**Exercise goal:**
Every entry needs to be printed exactly, please.

**Dataset:**
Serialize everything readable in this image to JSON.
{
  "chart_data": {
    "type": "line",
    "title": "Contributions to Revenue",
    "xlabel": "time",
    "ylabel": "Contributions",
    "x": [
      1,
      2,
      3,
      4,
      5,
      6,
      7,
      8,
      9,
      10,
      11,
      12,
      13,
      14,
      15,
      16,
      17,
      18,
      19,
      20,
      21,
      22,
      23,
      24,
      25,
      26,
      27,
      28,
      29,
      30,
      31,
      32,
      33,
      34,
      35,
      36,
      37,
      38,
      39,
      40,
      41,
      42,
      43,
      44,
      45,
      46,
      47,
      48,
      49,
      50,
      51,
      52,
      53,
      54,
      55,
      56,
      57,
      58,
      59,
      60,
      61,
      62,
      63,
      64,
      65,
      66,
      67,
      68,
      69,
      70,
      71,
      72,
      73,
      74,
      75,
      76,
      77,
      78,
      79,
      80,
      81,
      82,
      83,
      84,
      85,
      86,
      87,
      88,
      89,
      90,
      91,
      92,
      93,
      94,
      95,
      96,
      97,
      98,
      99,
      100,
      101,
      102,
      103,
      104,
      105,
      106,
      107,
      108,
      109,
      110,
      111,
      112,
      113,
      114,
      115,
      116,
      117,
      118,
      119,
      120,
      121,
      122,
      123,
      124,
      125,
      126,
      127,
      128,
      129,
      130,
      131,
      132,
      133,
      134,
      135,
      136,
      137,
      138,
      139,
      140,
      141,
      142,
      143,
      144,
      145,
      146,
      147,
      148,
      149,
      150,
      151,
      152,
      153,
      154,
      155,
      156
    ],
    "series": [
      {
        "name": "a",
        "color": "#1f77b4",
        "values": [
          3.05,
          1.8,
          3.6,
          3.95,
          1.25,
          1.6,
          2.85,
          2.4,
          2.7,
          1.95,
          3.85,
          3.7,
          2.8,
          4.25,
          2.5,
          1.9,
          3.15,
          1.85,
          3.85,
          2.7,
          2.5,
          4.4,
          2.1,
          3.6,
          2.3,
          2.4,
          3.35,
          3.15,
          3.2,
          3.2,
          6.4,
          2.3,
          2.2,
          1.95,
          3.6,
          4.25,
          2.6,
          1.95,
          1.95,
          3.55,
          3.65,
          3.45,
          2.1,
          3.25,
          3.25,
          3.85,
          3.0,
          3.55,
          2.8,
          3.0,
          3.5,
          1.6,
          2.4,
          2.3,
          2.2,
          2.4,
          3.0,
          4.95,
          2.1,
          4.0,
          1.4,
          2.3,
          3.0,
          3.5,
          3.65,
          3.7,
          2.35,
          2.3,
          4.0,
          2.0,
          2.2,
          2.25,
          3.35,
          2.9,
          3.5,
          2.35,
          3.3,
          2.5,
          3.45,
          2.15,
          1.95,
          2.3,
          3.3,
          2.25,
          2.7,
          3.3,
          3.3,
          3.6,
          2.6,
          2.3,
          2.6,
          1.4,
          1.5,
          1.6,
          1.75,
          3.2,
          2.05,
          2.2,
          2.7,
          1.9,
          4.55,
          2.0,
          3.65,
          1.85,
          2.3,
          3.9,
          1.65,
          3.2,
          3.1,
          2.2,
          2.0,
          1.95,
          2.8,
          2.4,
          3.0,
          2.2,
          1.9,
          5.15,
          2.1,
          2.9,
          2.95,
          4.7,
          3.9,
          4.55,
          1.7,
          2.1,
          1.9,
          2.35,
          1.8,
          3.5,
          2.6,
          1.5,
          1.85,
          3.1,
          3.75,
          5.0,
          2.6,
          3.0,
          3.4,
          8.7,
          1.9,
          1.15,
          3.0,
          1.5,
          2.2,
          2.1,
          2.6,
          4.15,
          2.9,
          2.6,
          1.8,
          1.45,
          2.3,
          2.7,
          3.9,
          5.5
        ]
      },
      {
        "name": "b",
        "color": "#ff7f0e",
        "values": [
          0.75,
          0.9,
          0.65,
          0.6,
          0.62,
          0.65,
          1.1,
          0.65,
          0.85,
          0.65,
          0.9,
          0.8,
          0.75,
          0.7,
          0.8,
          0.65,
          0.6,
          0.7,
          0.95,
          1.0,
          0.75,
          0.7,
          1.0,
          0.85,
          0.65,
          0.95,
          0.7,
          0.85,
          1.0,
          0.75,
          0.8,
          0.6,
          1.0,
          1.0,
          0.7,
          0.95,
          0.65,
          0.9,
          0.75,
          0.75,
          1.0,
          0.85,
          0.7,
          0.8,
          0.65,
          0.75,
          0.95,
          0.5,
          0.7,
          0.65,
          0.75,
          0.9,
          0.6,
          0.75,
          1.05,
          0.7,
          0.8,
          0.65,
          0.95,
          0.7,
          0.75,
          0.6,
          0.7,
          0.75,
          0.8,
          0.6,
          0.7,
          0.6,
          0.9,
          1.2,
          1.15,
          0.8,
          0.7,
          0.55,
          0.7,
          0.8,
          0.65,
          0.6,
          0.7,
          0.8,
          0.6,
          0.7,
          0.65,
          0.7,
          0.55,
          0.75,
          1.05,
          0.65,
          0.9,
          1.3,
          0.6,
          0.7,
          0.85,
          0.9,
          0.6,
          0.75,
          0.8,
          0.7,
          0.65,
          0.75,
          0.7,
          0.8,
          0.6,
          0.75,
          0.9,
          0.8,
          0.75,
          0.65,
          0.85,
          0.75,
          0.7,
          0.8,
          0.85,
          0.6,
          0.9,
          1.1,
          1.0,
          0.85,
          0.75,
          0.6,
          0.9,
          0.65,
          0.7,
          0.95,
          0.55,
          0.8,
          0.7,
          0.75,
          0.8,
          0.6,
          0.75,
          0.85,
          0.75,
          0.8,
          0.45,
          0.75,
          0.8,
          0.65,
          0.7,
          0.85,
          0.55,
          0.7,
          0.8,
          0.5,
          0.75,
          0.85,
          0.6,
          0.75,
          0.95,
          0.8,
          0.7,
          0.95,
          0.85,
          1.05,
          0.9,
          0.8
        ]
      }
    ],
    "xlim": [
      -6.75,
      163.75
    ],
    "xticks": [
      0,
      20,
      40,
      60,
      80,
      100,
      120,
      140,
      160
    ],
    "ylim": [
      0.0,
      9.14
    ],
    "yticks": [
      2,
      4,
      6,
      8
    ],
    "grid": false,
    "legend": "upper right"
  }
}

**The answer:**
Serialize everything readable in this image to JSON.
{
  "chart_data": {
    "type": "line",
    "title": "Contributions to Revenue",
    "xlabel": "time",
    "ylabel": "Contributions",
    "x": [
      1,
      2,
      3,
      4,
      5,
      6,
      7,
      8,
      9,
      10,
      11,
      12,
      13,
      14,
      15,
      16,
      17,
      18,
      19,
      20,
      21,
      22,
      23,
      24,
      25,
      26,
      27,
      28,
      29,
      30,
      31,
      32,
      33,
      34,
      35,
      36,
      37,
      38,
      39,
      40,
      41,
      42,
      43,
      44,
      45,
      46,
      47,
      48,
      49,
      50,
      51,
      52,
      53,
      54,
      55,
      56,
      57,
      58,
      59,
      60,
      61,
      62,
      63,
      64,
      65,
      66,
      67,
      68,
      69,
      70,
      71,
      72,
      73,
      74,
      75,
      76,
      77,
      78,
      79,
      80,
      81,
      82,
      83,
      84,
      85,
      86,
      87,
      88,
      89,
      90,
      91,
      92,
      93,
      94,
      95,
      96,
      97,
      98,
      99,
      100,
      101,
      102,
      103,
      104,
      105,
      106,
      107,
      108,
      109,
      110,
      111,
      112,
      113,
      114,
      115,
      116,
      117,
      118,
      119,
      120,
      121,
      122,
      123,
      124,
      125,
      126,
      127,
      128,
      129,
      130,
      131,
      132,
      133,
      134,
      135,
      136,
      137,
      138,
      139,
      140,
      141,
      142,
      143,
      144,
      145,
      146,
      147,
      148,
      149,
      150,
      151,
      152,
      153,
      154,
      155,
      156
    ],
    "series": [
      {
        "name": "a",
        "color": "#1f77b4",
        "values": [
          3.05,
          1.8,
          3.6,
          3.95,
          1.25,
          1.6,
          2.85,
          2.4,
          2.7,
          1.95,
          3.85,
          3.7,
          2.8,
          4.25,
          2.5,
          1.9,
          3.15,
          1.85,
          3.85,
          2.7,
          2.5,
          4.4,
          2.1,
          3.6,
          2.3,
          2.4,
          3.35,
          3.15,
          3.2,
          3.2,
          6.4,
          2.3,
          2.2,
          1.95,
          3.6,
          4.25,
          2.6,
          1.95,
          1.95,
          3.55,
          3.65,
          3.45,
          2.1,
          3.25,
          3.25,
          3.85,
          3.0,
          3.55,
          2.8,
          3.0,
          3.5,
          1.6,
          2.4,
          2.3,
          2.2,
          2.4,
          3.0,
          4.95,
          2.1,
          4.0,
          1.4,
          2.3,
          3.0,
          3.5,
          3.65,
          3.7,
          2.35,
          2.3,
          4.0,
          2.0,
          2.2,
          2.25,
          3.35,
          2.9,
          3.5,
          2.35,
          3.3,
          2.5,
          3.45,
          2.15,
          1.95,
          2.3,
          3.3,
          2.25,
          2.7,
          3.3,
          3.3,
          3.6,
          2.6,
          2.3,
          2.6,
          1.4,
          1.5,
          1.6,
          1.75,
          3.2,
          2.05,
          2.2,
          2.7,
          1.9,
          4.55,
          2.0,
          3.65,
          1.85,
          2.3,
          3.9,
          1.65,
          3.2,
          3.1,
          2.2,
          2.0,
          1.95,
          2.8,
          2.4,
          3.0,
          2.2,
          1.9,
          5.15,
          2.1,
          2.9,
          2.95,
          4.7,
          3.9,
          4.55,
          1.7,
          2.1,
          1.9,
          2.35,
          1.8,
          3.5,
          2.6,
          1.5,
          1.85,
          3.1,
          3.75,
          5.0,
          2.6,
          3.0,
          3.4,
          8.7,
          1.9,
          1.15,
          3.0,
          1.5,
          2.2,
          2.1,
          2.6,
          4.15,
          2.9,
          2.6,
          1.8,
          1.45,
          2.3,
          2.7,
          3.9,
          5.5
        ]
      },
      {
        "name": "b",
        "color": "#ff7f0e",
        "values": [
          0.75,
          0.9,
          0.65,
          0.6,
          0.62,
          0.65,
          1.1,
          0.65,
          0.85,
          0.65,
          0.9,
          0.8,
          0.75,
          0.7,
          0.8,
          0.65,
          0.6,
          0.7,
          0.95,
          1.0,
          0.75,
          0.7,
          1.0,
          0.85,
          0.65,
          0.95,
          0.7,
          0.85,
          1.0,
          0.75,
          0.8,
          0.6,
          1.0,
          1.0,
          0.7,
          0.95,
          0.65,
          0.9,
          0.75,
          0.75,
          1.0,
          0.85,
          0.7,
          0.8,
          0.65,
          0.75,
          0.95,
          0.5,
          0.7,
          0.65,
          0.75,
          0.9,
          0.6,
          0.75,
          1.05,
          0.7,
          0.8,
          0.65,
          0.95,
          0.7,
          0.75,
          0.6,
          0.7,
          0.75,
          0.8,
          0.6,
          0.7,
          0.6,
          0.9,
          1.2,
          1.15,
          0.8,
          0.7,
          0.55,
          0.7,
          0.8,
          0.65,
          0.6,
          0.7,
          0.8,
          0.6,
          0.7,
          0.65,
          0.7,
          0.55,
          0.75,
          1.05,
          0.65,
          0.9,
          1.3,
          0.6,
          0.7,
          0.85,
          0.9,
          0.6,
          0.75,
          0.8,
          0.7,
          0.65,
          0.75,
          0.7,
          0.8,
          0.6,
          0.75,
          0.9,
          0.8,
          0.75,
          0.65,
          0.85,
          0.75,
          0.7,
          0.8,
          0.85,
          0.6,
          0.9,
          1.1,
          1.0,
          0.85,
          0.75,
          0.6,
          0.9,
          0.65,
          0.7,
          0.95,
          0.55,
          0.8,
          0.7,
          0.75,
          0.8,
          0.6,
          0.75,
          0.85,
          0.75,
          0.8,
          0.45,
          0.75,
          0.8,
          0.65,
          0.7,
          0.85,
          0.55,
          0.7,
          0.8,
          0.5,
          0.75,
          0.85,
          0.6,
          0.75,
          0.95,
          0.8,
          0.7,
          0.95,
          0.85,
          1.05,
          0.9,
          0.8
        ]
      }
    ],
    "xlim": [
      -6.75,
      163.75
    ],
    "xticks": [
      0,
      20,
      40,
      60,
      80,
      100,
      120,
      140,
      160
    ],
    "ylim": [
      0.0,
      9.14
    ],
    "yticks": [
      2,
      4,
      6,
      8
    ],
    "grid": false,
    "legend": "upper right"
  }
}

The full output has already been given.